--- Dataset ---
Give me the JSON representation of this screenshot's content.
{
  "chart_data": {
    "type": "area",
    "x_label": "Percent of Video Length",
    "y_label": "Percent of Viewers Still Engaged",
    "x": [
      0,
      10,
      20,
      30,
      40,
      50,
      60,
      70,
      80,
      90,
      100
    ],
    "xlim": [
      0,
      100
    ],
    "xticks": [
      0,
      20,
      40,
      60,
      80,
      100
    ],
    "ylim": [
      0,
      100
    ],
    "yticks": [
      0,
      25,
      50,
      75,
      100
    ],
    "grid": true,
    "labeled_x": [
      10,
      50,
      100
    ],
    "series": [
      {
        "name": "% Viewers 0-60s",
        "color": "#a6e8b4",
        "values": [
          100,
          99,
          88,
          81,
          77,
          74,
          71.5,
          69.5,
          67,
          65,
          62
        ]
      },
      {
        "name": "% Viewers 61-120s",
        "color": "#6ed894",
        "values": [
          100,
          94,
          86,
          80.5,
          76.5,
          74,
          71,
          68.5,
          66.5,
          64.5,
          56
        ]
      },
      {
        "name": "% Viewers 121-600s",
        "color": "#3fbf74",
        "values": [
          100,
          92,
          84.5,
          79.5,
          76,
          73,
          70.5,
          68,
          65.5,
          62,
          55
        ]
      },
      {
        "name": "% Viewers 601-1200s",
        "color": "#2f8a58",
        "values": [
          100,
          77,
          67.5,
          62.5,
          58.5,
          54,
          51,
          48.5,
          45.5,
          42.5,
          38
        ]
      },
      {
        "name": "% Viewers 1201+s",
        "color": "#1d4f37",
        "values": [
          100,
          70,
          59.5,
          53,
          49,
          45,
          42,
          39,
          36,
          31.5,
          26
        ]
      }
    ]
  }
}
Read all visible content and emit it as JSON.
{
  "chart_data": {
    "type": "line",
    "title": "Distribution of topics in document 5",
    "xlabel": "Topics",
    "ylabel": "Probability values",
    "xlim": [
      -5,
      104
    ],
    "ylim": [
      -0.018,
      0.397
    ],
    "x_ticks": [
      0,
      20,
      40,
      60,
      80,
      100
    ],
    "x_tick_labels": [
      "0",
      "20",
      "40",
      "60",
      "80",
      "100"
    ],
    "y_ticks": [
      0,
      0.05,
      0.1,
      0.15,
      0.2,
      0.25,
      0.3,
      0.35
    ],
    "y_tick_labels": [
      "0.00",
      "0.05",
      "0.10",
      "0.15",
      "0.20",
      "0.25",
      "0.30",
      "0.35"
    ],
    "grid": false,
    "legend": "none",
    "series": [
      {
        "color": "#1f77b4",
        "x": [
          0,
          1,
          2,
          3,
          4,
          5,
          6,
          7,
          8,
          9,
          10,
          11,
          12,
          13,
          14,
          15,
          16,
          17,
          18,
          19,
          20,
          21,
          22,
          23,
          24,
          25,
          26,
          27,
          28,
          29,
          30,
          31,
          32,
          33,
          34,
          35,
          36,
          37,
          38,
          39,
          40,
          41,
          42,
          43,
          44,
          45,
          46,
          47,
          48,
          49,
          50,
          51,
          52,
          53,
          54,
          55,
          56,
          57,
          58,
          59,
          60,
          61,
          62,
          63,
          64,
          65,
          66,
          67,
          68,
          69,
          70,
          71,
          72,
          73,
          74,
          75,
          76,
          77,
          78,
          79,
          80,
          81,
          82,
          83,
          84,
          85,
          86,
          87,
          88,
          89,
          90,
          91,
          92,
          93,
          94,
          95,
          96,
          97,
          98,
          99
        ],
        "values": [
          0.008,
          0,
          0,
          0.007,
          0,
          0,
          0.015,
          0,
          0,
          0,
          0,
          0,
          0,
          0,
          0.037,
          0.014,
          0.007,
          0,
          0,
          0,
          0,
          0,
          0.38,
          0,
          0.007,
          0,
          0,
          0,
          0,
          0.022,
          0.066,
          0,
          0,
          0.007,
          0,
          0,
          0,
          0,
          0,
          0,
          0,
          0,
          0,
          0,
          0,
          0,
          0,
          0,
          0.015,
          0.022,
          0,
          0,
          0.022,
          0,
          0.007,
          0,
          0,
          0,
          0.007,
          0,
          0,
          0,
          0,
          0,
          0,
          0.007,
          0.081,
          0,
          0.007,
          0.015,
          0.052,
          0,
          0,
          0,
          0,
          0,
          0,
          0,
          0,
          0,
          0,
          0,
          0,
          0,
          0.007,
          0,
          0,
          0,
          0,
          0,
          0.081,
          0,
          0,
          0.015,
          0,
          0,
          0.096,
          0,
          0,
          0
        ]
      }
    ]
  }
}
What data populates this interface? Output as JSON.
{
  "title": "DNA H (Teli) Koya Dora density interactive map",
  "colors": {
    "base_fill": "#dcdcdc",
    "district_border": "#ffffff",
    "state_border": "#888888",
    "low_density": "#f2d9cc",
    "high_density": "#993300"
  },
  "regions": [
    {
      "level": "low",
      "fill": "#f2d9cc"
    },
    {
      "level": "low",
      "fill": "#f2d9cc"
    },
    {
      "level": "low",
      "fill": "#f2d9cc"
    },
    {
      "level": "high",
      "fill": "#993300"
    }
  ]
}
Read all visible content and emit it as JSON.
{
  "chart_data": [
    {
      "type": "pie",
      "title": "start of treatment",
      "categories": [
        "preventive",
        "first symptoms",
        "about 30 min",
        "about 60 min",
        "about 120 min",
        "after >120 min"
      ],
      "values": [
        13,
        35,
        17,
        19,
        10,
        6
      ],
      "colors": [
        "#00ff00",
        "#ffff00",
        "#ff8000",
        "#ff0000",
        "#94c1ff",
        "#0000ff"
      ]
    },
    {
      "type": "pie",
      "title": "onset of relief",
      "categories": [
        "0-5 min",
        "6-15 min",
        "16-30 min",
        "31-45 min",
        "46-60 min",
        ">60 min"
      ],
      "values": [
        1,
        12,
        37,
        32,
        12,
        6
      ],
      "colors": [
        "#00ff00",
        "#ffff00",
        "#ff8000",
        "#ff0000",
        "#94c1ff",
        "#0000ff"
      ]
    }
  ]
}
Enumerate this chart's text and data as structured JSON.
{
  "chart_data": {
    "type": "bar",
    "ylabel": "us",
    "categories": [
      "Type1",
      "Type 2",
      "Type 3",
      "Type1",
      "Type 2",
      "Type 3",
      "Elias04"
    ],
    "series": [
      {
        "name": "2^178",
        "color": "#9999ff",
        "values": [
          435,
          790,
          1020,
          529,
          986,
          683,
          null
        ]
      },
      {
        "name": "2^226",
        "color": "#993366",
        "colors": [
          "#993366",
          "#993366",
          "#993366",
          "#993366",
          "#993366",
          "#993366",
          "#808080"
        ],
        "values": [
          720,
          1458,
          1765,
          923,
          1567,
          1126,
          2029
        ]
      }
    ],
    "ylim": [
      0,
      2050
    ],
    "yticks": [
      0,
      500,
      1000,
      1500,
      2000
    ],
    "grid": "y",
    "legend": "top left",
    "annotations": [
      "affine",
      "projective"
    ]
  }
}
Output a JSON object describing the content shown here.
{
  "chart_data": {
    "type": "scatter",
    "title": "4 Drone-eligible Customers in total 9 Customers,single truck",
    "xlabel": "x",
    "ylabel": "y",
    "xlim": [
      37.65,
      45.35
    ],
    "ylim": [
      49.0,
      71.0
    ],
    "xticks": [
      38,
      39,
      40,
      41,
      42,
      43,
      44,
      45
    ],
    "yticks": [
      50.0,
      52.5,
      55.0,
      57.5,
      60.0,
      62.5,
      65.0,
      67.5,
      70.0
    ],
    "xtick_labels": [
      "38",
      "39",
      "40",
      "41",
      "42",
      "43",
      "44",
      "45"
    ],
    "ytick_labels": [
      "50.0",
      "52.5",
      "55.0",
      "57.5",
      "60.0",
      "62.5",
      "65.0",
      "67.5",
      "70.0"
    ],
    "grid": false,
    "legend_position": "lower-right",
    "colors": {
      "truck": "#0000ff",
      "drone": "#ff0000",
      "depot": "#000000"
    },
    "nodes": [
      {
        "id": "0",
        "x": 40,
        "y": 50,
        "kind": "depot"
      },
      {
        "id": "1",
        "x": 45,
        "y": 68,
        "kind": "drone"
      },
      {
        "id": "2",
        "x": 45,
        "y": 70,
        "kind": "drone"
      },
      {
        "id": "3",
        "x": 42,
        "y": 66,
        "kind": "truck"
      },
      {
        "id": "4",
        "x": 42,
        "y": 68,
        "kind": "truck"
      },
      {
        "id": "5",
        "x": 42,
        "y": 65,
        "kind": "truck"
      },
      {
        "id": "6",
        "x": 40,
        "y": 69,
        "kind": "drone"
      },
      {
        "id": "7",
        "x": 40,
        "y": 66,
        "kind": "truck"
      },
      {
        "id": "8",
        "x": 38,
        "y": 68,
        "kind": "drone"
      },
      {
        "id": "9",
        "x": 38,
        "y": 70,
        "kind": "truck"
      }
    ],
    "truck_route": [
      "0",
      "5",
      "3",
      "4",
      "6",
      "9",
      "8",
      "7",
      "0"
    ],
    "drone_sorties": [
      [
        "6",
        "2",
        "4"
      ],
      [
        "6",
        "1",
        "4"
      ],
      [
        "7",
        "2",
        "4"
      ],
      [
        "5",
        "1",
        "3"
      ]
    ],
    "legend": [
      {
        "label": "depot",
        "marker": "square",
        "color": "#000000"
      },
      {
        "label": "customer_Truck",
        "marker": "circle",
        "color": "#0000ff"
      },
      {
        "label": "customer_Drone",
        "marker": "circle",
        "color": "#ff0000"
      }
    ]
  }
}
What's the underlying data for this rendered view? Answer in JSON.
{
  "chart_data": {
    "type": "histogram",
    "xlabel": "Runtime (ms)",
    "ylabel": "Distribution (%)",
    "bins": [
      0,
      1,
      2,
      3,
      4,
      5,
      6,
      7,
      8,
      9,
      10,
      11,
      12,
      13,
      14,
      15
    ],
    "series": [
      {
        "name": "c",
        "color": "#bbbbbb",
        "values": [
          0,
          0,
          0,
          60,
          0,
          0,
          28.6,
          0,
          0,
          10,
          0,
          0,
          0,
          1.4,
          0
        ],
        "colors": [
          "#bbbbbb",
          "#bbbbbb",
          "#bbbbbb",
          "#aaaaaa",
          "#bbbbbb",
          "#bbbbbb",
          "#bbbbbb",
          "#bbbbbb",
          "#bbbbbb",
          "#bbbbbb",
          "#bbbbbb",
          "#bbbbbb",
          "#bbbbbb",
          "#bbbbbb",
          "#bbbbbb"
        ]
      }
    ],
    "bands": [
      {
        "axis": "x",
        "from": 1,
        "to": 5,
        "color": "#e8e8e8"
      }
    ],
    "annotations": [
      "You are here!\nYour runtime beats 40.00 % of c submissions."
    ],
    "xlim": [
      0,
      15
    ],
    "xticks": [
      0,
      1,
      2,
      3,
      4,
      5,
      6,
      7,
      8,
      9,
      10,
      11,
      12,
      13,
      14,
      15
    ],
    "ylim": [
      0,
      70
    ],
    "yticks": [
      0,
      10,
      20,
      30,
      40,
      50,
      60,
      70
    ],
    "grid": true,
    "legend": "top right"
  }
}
---
# Instructions to follow
Copy every single line of the material above that holds "ylabel".

# Worked answer
    "ylabel": "Probability values",
    "ylabel": "us",
    "ylabel": "y",
    "ylabel": "Distribution (%)",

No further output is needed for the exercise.